**WORK INSTRUCTIONS**
Look for the string "Family" in the lines and copy each line that has it.

**EXCERPTED DATA**

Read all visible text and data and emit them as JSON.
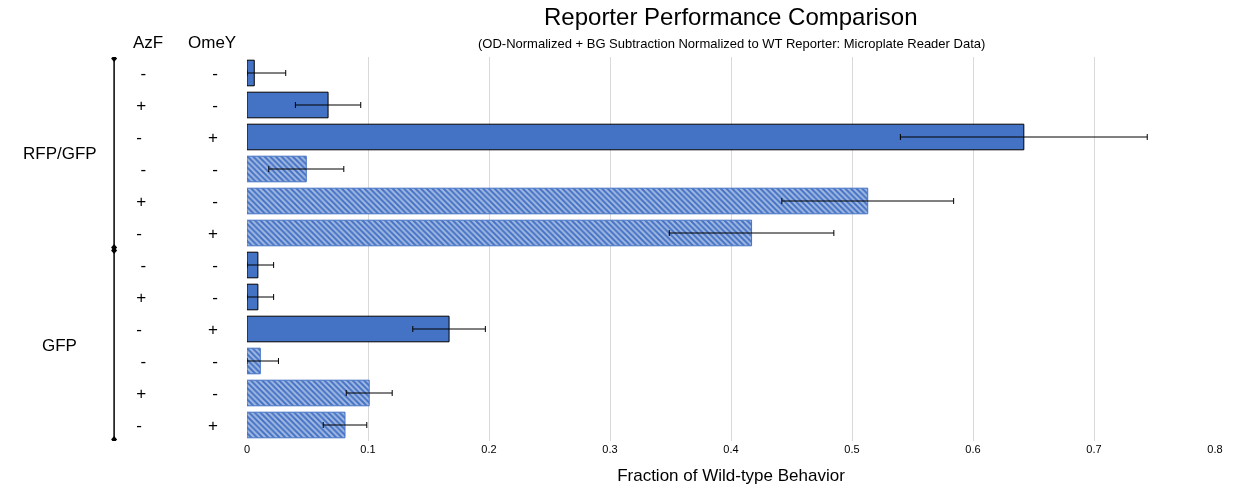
{
  "chart_data": {
    "type": "bar",
    "orientation": "horizontal",
    "title": "Reporter Performance Comparison",
    "subtitle": "(OD-Normalized + BG Subtraction Normalized to WT Reporter: Microplate Reader Data)",
    "xlabel": "Fraction of Wild-type Behavior",
    "categories": [
      "-              -",
      "+              -",
      "-              +",
      "-              -",
      "+              -",
      "-              +",
      "-              -",
      "+              -",
      "-              +",
      "-              -",
      "+              -",
      "-              +"
    ],
    "series": [
      {
        "color": "#4472c4",
        "values": [
          0.006,
          0.067,
          0.642,
          null,
          null,
          null,
          0.009,
          0.009,
          0.167,
          null,
          null,
          null
        ],
        "errors": [
          [
            0,
            0.032
          ],
          0.027,
          0.102,
          null,
          null,
          null,
          [
            0,
            0.022
          ],
          [
            0,
            0.022
          ],
          0.03,
          null,
          null,
          null
        ]
      },
      {
        "color": "#4472c4",
        "values": [
          null,
          null,
          null,
          0.049,
          0.513,
          0.417,
          null,
          null,
          null,
          0.011,
          0.101,
          0.081
        ],
        "errors": [
          null,
          null,
          null,
          0.031,
          0.071,
          0.068,
          null,
          null,
          null,
          [
            0,
            0.026
          ],
          0.019,
          0.018
        ]
      }
    ],
    "annotations": [
      "AzF",
      "OmeY",
      "RFP/GFP",
      "GFP"
    ],
    "xlim": [
      0,
      0.8
    ],
    "xticks": [
      0,
      0.1,
      0.2,
      0.3,
      0.4,
      0.5,
      0.6,
      0.7,
      0.8
    ],
    "grid": "x"
  }
}
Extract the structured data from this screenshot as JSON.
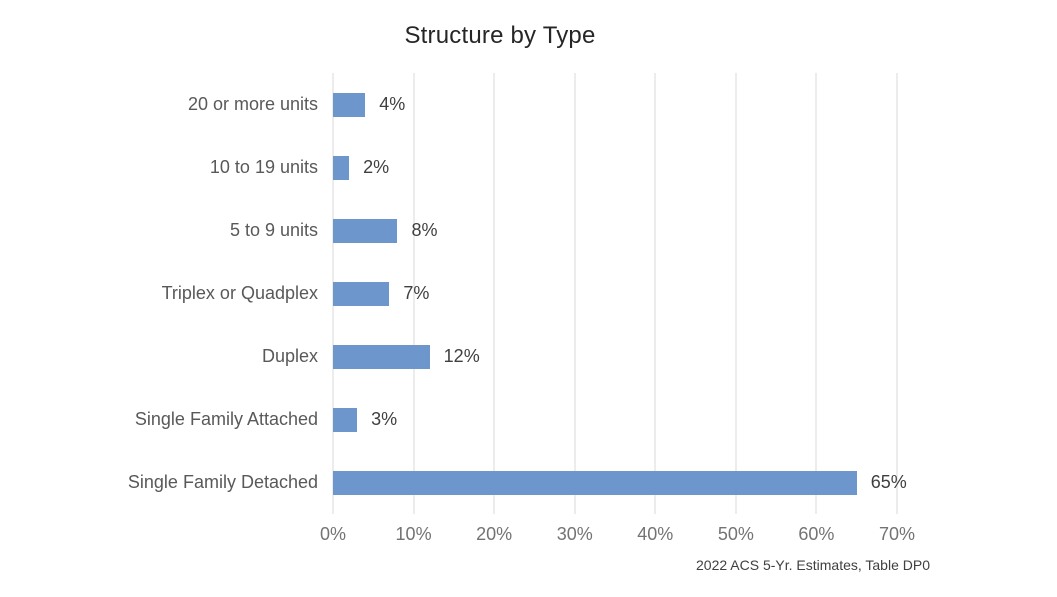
{
  "title": "Structure by Type",
  "source_note": "2022 ACS 5-Yr. Estimates, Table DP0",
  "colors": {
    "bar": "#6D96CC",
    "gridline": "#D9D9D9",
    "title": "#262626",
    "category_label": "#595959",
    "value_label": "#3F3F3F",
    "axis_label": "#737373",
    "footer": "#404040",
    "background": "#FFFFFF"
  },
  "chart_data": {
    "type": "bar",
    "orientation": "horizontal",
    "title": "Structure by Type",
    "categories": [
      "20 or more units",
      "10 to 19 units",
      "5 to 9 units",
      "Triplex or Quadplex",
      "Duplex",
      "Single Family Attached",
      "Single Family Detached"
    ],
    "values": [
      4,
      2,
      8,
      7,
      12,
      3,
      65
    ],
    "value_labels": [
      "4%",
      "2%",
      "8%",
      "7%",
      "12%",
      "3%",
      "65%"
    ],
    "xlabel": "",
    "ylabel": "",
    "xlim": [
      0,
      70
    ],
    "x_tick_values": [
      0,
      10,
      20,
      30,
      40,
      50,
      60,
      70
    ],
    "x_tick_labels": [
      "0%",
      "10%",
      "20%",
      "30%",
      "40%",
      "50%",
      "60%",
      "70%"
    ],
    "grid": "vertical",
    "legend": "none",
    "source_note": "2022 ACS 5-Yr. Estimates, Table DP0"
  }
}
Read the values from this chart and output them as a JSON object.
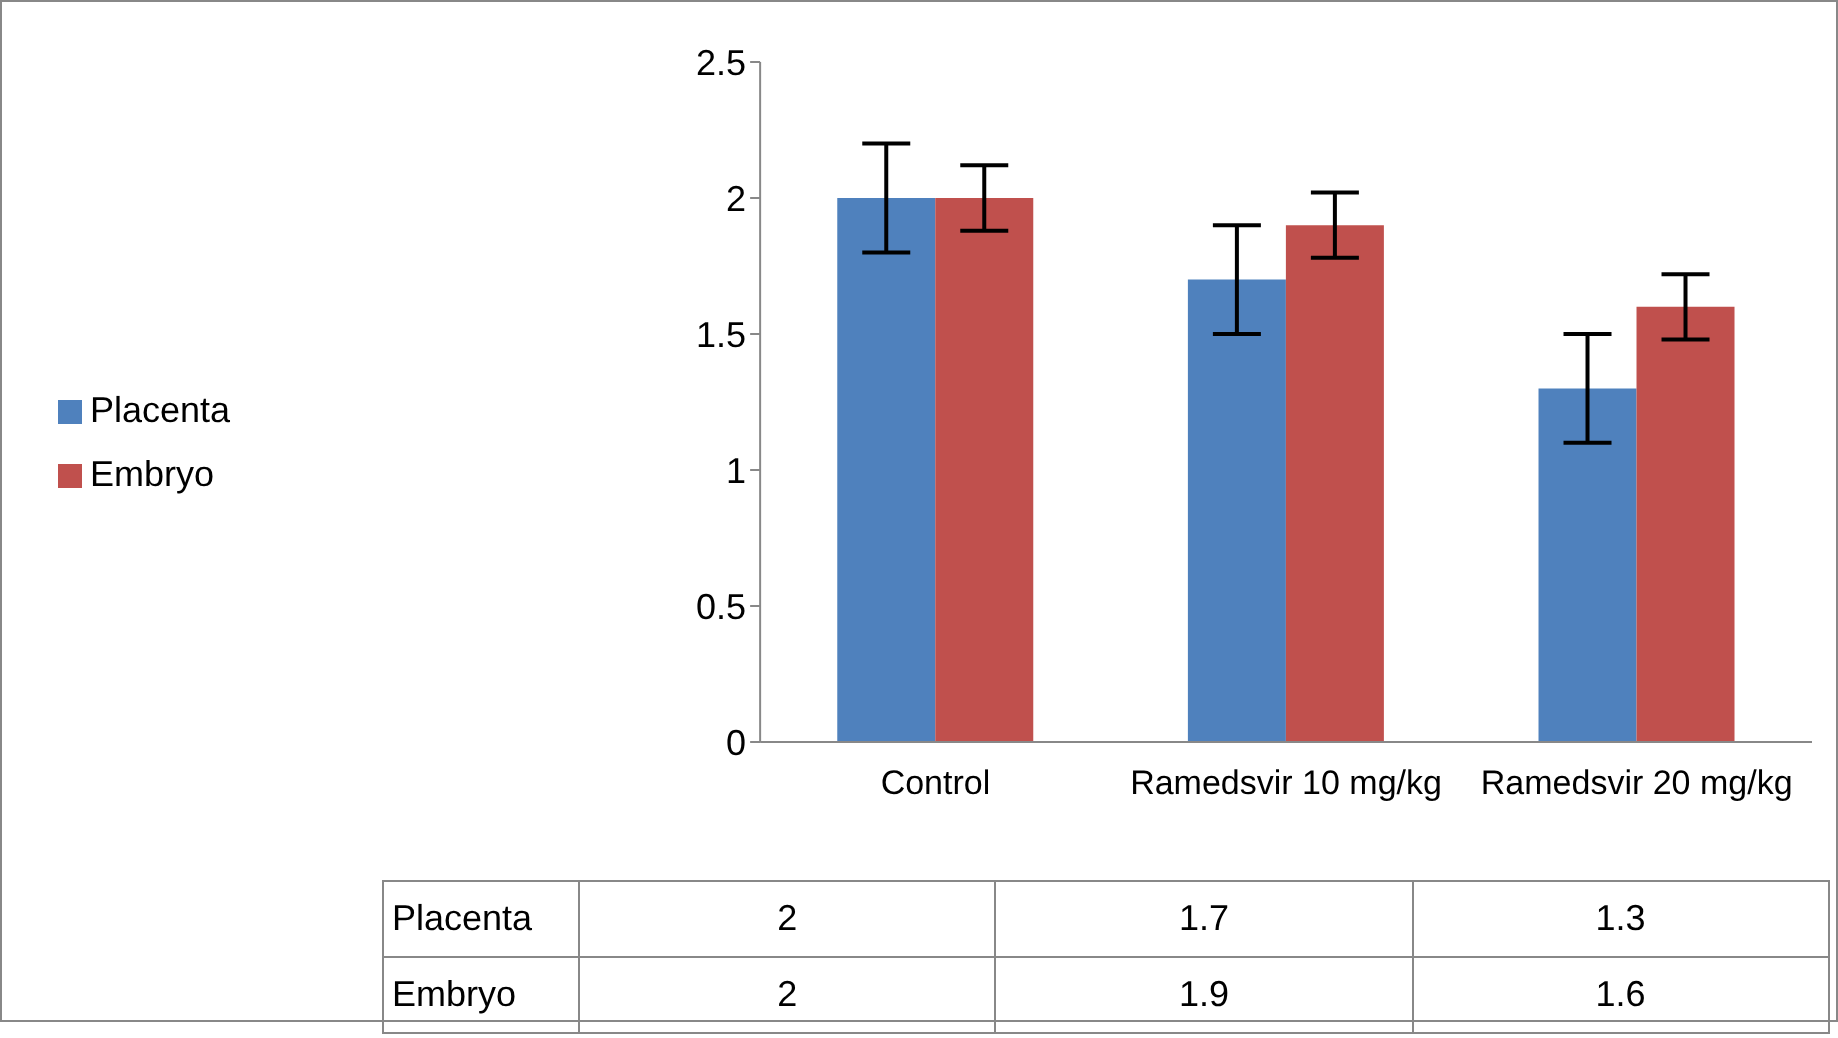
{
  "chart_data": {
    "type": "bar",
    "categories": [
      "Control",
      "Ramedsvir 10 mg/kg",
      "Ramedsvir 20 mg/kg"
    ],
    "series": [
      {
        "name": "Placenta",
        "color": "#4f81bd",
        "values": [
          2,
          1.7,
          1.3
        ],
        "errors": [
          0.2,
          0.2,
          0.2
        ]
      },
      {
        "name": "Embryo",
        "color": "#c0504d",
        "values": [
          2,
          1.9,
          1.6
        ],
        "errors": [
          0.12,
          0.12,
          0.12
        ]
      }
    ],
    "ylim": [
      0,
      2.5
    ],
    "yticks": [
      0,
      0.5,
      1,
      1.5,
      2,
      2.5
    ],
    "grid": false,
    "legend": "left",
    "data_labels": true
  }
}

**WORKED SOLUTION**
      "Single Family Attached",
      "Single Family Detached"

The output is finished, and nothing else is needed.